#### [WHAT IS BEING ASKED]
Reproduce each of the lines word for word.

#### [Collected data entries]
######

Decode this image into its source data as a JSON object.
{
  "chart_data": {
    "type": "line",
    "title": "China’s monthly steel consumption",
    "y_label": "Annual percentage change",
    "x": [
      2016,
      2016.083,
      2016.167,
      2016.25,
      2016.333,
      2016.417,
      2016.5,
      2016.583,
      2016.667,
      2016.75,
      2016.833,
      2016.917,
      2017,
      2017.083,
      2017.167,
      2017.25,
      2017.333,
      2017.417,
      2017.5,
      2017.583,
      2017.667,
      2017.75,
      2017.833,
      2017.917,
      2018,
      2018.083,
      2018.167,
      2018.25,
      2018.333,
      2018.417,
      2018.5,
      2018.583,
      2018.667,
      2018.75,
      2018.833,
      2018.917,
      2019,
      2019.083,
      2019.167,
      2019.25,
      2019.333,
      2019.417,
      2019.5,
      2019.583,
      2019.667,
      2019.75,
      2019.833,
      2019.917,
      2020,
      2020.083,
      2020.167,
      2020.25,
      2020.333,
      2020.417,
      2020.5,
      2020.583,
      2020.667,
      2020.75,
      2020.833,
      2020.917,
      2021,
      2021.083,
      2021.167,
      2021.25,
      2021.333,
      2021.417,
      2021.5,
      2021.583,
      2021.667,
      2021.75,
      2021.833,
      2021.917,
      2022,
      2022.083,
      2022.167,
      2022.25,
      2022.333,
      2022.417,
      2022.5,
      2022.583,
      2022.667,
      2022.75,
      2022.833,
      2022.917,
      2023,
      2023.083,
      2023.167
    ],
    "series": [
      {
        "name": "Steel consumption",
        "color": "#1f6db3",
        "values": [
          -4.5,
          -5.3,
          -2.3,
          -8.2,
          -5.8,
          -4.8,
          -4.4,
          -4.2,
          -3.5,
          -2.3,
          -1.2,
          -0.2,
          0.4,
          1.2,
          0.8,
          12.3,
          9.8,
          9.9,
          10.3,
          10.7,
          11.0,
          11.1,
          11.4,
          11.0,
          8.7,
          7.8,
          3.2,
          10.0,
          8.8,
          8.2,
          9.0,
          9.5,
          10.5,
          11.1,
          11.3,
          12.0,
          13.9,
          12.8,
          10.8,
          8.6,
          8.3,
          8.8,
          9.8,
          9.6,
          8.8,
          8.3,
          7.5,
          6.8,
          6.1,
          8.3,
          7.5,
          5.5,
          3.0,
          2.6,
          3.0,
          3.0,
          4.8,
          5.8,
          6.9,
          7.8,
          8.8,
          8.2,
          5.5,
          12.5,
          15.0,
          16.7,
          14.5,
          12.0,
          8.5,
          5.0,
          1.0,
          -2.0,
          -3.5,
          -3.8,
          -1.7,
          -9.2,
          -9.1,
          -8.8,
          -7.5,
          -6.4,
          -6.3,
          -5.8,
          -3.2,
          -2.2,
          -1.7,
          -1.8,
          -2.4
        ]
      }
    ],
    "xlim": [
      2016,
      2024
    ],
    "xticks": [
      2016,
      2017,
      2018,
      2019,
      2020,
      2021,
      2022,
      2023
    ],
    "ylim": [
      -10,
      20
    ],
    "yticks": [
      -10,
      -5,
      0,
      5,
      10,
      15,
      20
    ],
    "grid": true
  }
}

######

#### [EXERCISE RESPONSE]
Decode this image into its source data as a JSON object.
{
  "chart_data": {
    "type": "line",
    "title": "China’s monthly steel consumption",
    "y_label": "Annual percentage change",
    "x": [
      2016,
      2016.083,
      2016.167,
      2016.25,
      2016.333,
      2016.417,
      2016.5,
      2016.583,
      2016.667,
      2016.75,
      2016.833,
      2016.917,
      2017,
      2017.083,
      2017.167,
      2017.25,
      2017.333,
      2017.417,
      2017.5,
      2017.583,
      2017.667,
      2017.75,
      2017.833,
      2017.917,
      2018,
      2018.083,
      2018.167,
      2018.25,
      2018.333,
      2018.417,
      2018.5,
      2018.583,
      2018.667,
      2018.75,
      2018.833,
      2018.917,
      2019,
      2019.083,
      2019.167,
      2019.25,
      2019.333,
      2019.417,
      2019.5,
      2019.583,
      2019.667,
      2019.75,
      2019.833,
      2019.917,
      2020,
      2020.083,
      2020.167,
      2020.25,
      2020.333,
      2020.417,
      2020.5,
      2020.583,
      2020.667,
      2020.75,
      2020.833,
      2020.917,
      2021,
      2021.083,
      2021.167,
      2021.25,
      2021.333,
      2021.417,
      2021.5,
      2021.583,
      2021.667,
      2021.75,
      2021.833,
      2021.917,
      2022,
      2022.083,
      2022.167,
      2022.25,
      2022.333,
      2022.417,
      2022.5,
      2022.583,
      2022.667,
      2022.75,
      2022.833,
      2022.917,
      2023,
      2023.083,
      2023.167
    ],
    "series": [
      {
        "name": "Steel consumption",
        "color": "#1f6db3",
        "values": [
          -4.5,
          -5.3,
          -2.3,
          -8.2,
          -5.8,
          -4.8,
          -4.4,
          -4.2,
          -3.5,
          -2.3,
          -1.2,
          -0.2,
          0.4,
          1.2,
          0.8,
          12.3,
          9.8,
          9.9,
          10.3,
          10.7,
          11.0,
          11.1,
          11.4,
          11.0,
          8.7,
          7.8,
          3.2,
          10.0,
          8.8,
          8.2,
          9.0,
          9.5,
          10.5,
          11.1,
          11.3,
          12.0,
          13.9,
          12.8,
          10.8,
          8.6,
          8.3,
          8.8,
          9.8,
          9.6,
          8.8,
          8.3,
          7.5,
          6.8,
          6.1,
          8.3,
          7.5,
          5.5,
          3.0,
          2.6,
          3.0,
          3.0,
          4.8,
          5.8,
          6.9,
          7.8,
          8.8,
          8.2,
          5.5,
          12.5,
          15.0,
          16.7,
          14.5,
          12.0,
          8.5,
          5.0,
          1.0,
          -2.0,
          -3.5,
          -3.8,
          -1.7,
          -9.2,
          -9.1,
          -8.8,
          -7.5,
          -6.4,
          -6.3,
          -5.8,
          -3.2,
          -2.2,
          -1.7,
          -1.8,
          -2.4
        ]
      }
    ],
    "xlim": [
      2016,
      2024
    ],
    "xticks": [
      2016,
      2017,
      2018,
      2019,
      2020,
      2021,
      2022,
      2023
    ],
    "ylim": [
      -10,
      20
    ],
    "yticks": [
      -10,
      -5,
      0,
      5,
      10,
      15,
      20
    ],
    "grid": true
  }
}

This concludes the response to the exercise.